Restate the full listing word for word and leave the pictures out.

Items:
[BEGIN]
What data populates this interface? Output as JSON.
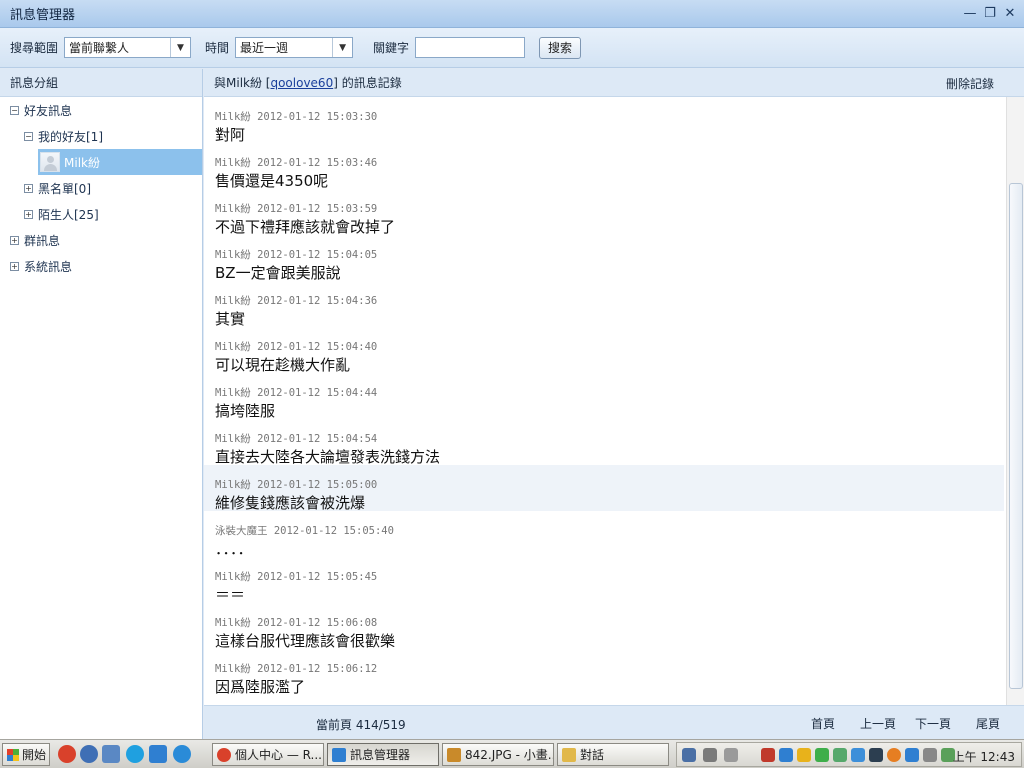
{
  "window": {
    "title": "訊息管理器",
    "minimize_glyph": "—",
    "maximize_glyph": "❐",
    "close_glyph": "✕"
  },
  "toolbar": {
    "scope_label": "搜尋範圍",
    "scope_value": "當前聯繫人",
    "time_label": "時間",
    "time_value": "最近一週",
    "keyword_label": "關鍵字",
    "keyword_value": "",
    "search_button": "搜索",
    "dropdown_glyph": "▼"
  },
  "sidebar": {
    "header": "訊息分組",
    "tree": {
      "friends": {
        "label": "好友訊息",
        "toggle": "−"
      },
      "my_friends": {
        "label": "我的好友[1]",
        "toggle": "−"
      },
      "contact": {
        "label": "Milk紛"
      },
      "blacklist": {
        "label": "黑名單[0]",
        "toggle": "+"
      },
      "strangers": {
        "label": "陌生人[25]",
        "toggle": "+"
      },
      "group": {
        "label": "群訊息",
        "toggle": "+"
      },
      "system": {
        "label": "系統訊息",
        "toggle": "+"
      }
    }
  },
  "main": {
    "header_prefix": "與Milk紛 [",
    "peer_id": "qoolove60",
    "header_suffix": "] 的訊息記錄",
    "delete_label": "刪除記錄",
    "messages": [
      {
        "meta": "Milk紛 2012-01-12 15:03:30",
        "text": "對阿"
      },
      {
        "meta": "Milk紛 2012-01-12 15:03:46",
        "text": "售價還是4350呢"
      },
      {
        "meta": "Milk紛 2012-01-12 15:03:59",
        "text": "不過下禮拜應該就會改掉了"
      },
      {
        "meta": "Milk紛 2012-01-12 15:04:05",
        "text": "BZ一定會跟美服說"
      },
      {
        "meta": "Milk紛 2012-01-12 15:04:36",
        "text": "其實"
      },
      {
        "meta": "Milk紛 2012-01-12 15:04:40",
        "text": "可以現在趁機大作亂"
      },
      {
        "meta": "Milk紛 2012-01-12 15:04:44",
        "text": "搞垮陸服"
      },
      {
        "meta": "Milk紛 2012-01-12 15:04:54",
        "text": "直接去大陸各大論壇發表洗錢方法"
      },
      {
        "meta": "Milk紛 2012-01-12 15:05:00",
        "text": "維修隻錢應該會被洗爆"
      },
      {
        "meta": "泳裝大魔王 2012-01-12 15:05:40",
        "text": "．．．．"
      },
      {
        "meta": "Milk紛 2012-01-12 15:05:45",
        "text": "＝＝"
      },
      {
        "meta": "Milk紛 2012-01-12 15:06:08",
        "text": "這樣台服代理應該會很歡樂"
      },
      {
        "meta": "Milk紛 2012-01-12 15:06:12",
        "text": "因爲陸服濫了"
      }
    ],
    "footer": {
      "current_page": "當前頁 414/519",
      "first": "首頁",
      "prev": "上一頁",
      "next": "下一頁",
      "last": "尾頁"
    }
  },
  "taskbar": {
    "start_label": "開始",
    "tasks": [
      {
        "label": "個人中心 — R...",
        "color": "#d9412b"
      },
      {
        "label": "訊息管理器",
        "color": "#2f7fd1"
      },
      {
        "label": "842.JPG - 小畫...",
        "color": "#c98a2a"
      },
      {
        "label": "對話",
        "color": "#e1b84a"
      }
    ],
    "clock": "上午 12:43"
  }
}
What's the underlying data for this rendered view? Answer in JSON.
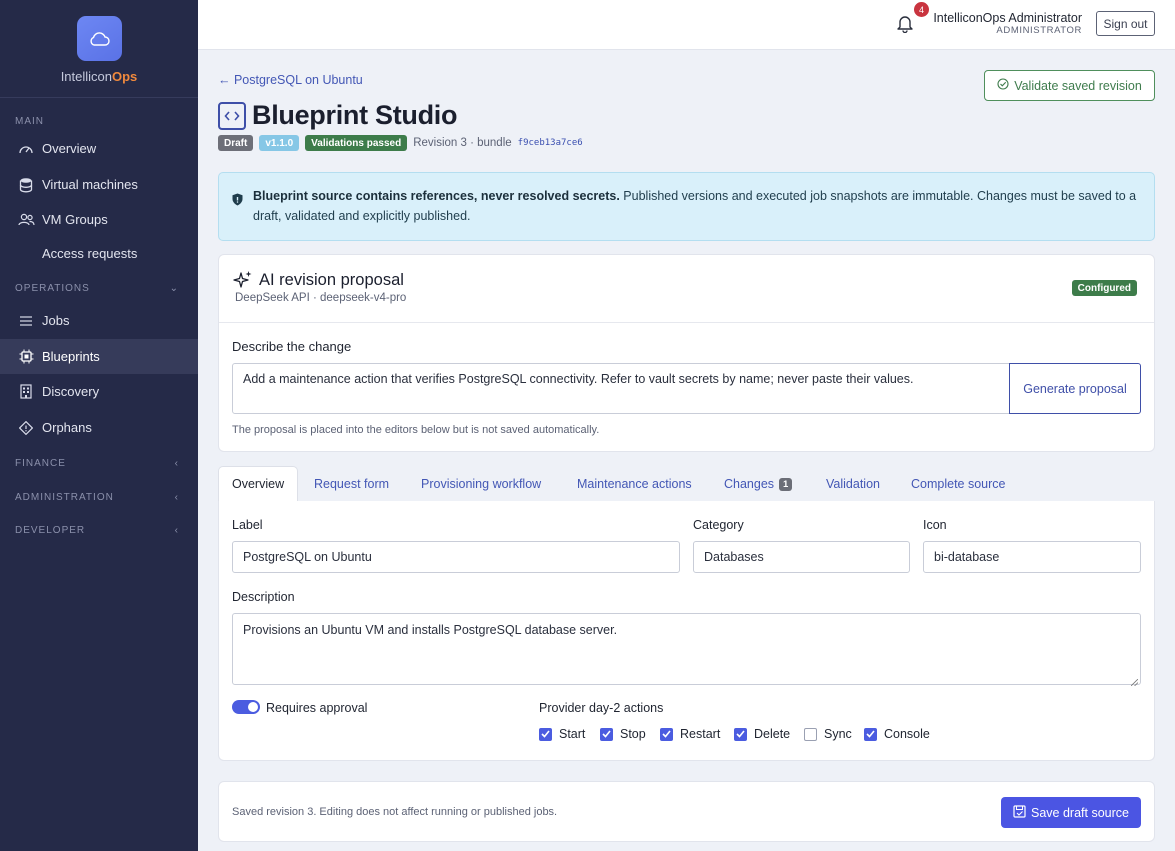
[END]
Result of the exercise:
What data populates this interface? Output as JSON.
{
  "window": {
    "title": "訊息管理器",
    "minimize_glyph": "—",
    "maximize_glyph": "❐",
    "close_glyph": "✕"
  },
  "toolbar": {
    "scope_label": "搜尋範圍",
    "scope_value": "當前聯繫人",
    "time_label": "時間",
    "time_value": "最近一週",
    "keyword_label": "關鍵字",
    "keyword_value": "",
    "search_button": "搜索",
    "dropdown_glyph": "▼"
  },
  "sidebar": {
    "header": "訊息分組",
    "tree": {
      "friends": {
        "label": "好友訊息",
        "toggle": "−"
      },
      "my_friends": {
        "label": "我的好友[1]",
        "toggle": "−"
      },
      "contact": {
        "label": "Milk紛"
      },
      "blacklist": {
        "label": "黑名單[0]",
        "toggle": "+"
      },
      "strangers": {
        "label": "陌生人[25]",
        "toggle": "+"
      },
      "group": {
        "label": "群訊息",
        "toggle": "+"
      },
      "system": {
        "label": "系統訊息",
        "toggle": "+"
      }
    }
  },
  "main": {
    "header_prefix": "與Milk紛 [",
    "peer_id": "qoolove60",
    "header_suffix": "] 的訊息記錄",
    "delete_label": "刪除記錄",
    "messages": [
      {
        "meta": "Milk紛 2012-01-12 15:03:30",
        "text": "對阿"
      },
      {
        "meta": "Milk紛 2012-01-12 15:03:46",
        "text": "售價還是4350呢"
      },
      {
        "meta": "Milk紛 2012-01-12 15:03:59",
        "text": "不過下禮拜應該就會改掉了"
      },
      {
        "meta": "Milk紛 2012-01-12 15:04:05",
        "text": "BZ一定會跟美服說"
      },
      {
        "meta": "Milk紛 2012-01-12 15:04:36",
        "text": "其實"
      },
      {
        "meta": "Milk紛 2012-01-12 15:04:40",
        "text": "可以現在趁機大作亂"
      },
      {
        "meta": "Milk紛 2012-01-12 15:04:44",
        "text": "搞垮陸服"
      },
      {
        "meta": "Milk紛 2012-01-12 15:04:54",
        "text": "直接去大陸各大論壇發表洗錢方法"
      },
      {
        "meta": "Milk紛 2012-01-12 15:05:00",
        "text": "維修隻錢應該會被洗爆"
      },
      {
        "meta": "泳裝大魔王 2012-01-12 15:05:40",
        "text": "．．．．"
      },
      {
        "meta": "Milk紛 2012-01-12 15:05:45",
        "text": "＝＝"
      },
      {
        "meta": "Milk紛 2012-01-12 15:06:08",
        "text": "這樣台服代理應該會很歡樂"
      },
      {
        "meta": "Milk紛 2012-01-12 15:06:12",
        "text": "因爲陸服濫了"
      }
    ],
    "footer": {
      "current_page": "當前頁 414/519",
      "first": "首頁",
      "prev": "上一頁",
      "next": "下一頁",
      "last": "尾頁"
    }
  },
  "taskbar": {
    "start_label": "開始",
    "tasks": [
      {
        "label": "個人中心 — R...",
        "color": "#d9412b"
      },
      {
        "label": "訊息管理器",
        "color": "#2f7fd1"
      },
      {
        "label": "842.JPG - 小畫...",
        "color": "#c98a2a"
      },
      {
        "label": "對話",
        "color": "#e1b84a"
      }
    ],
    "clock": "上午 12:43"
  }
}
What's the underlying data for this rendered view? Answer in JSON.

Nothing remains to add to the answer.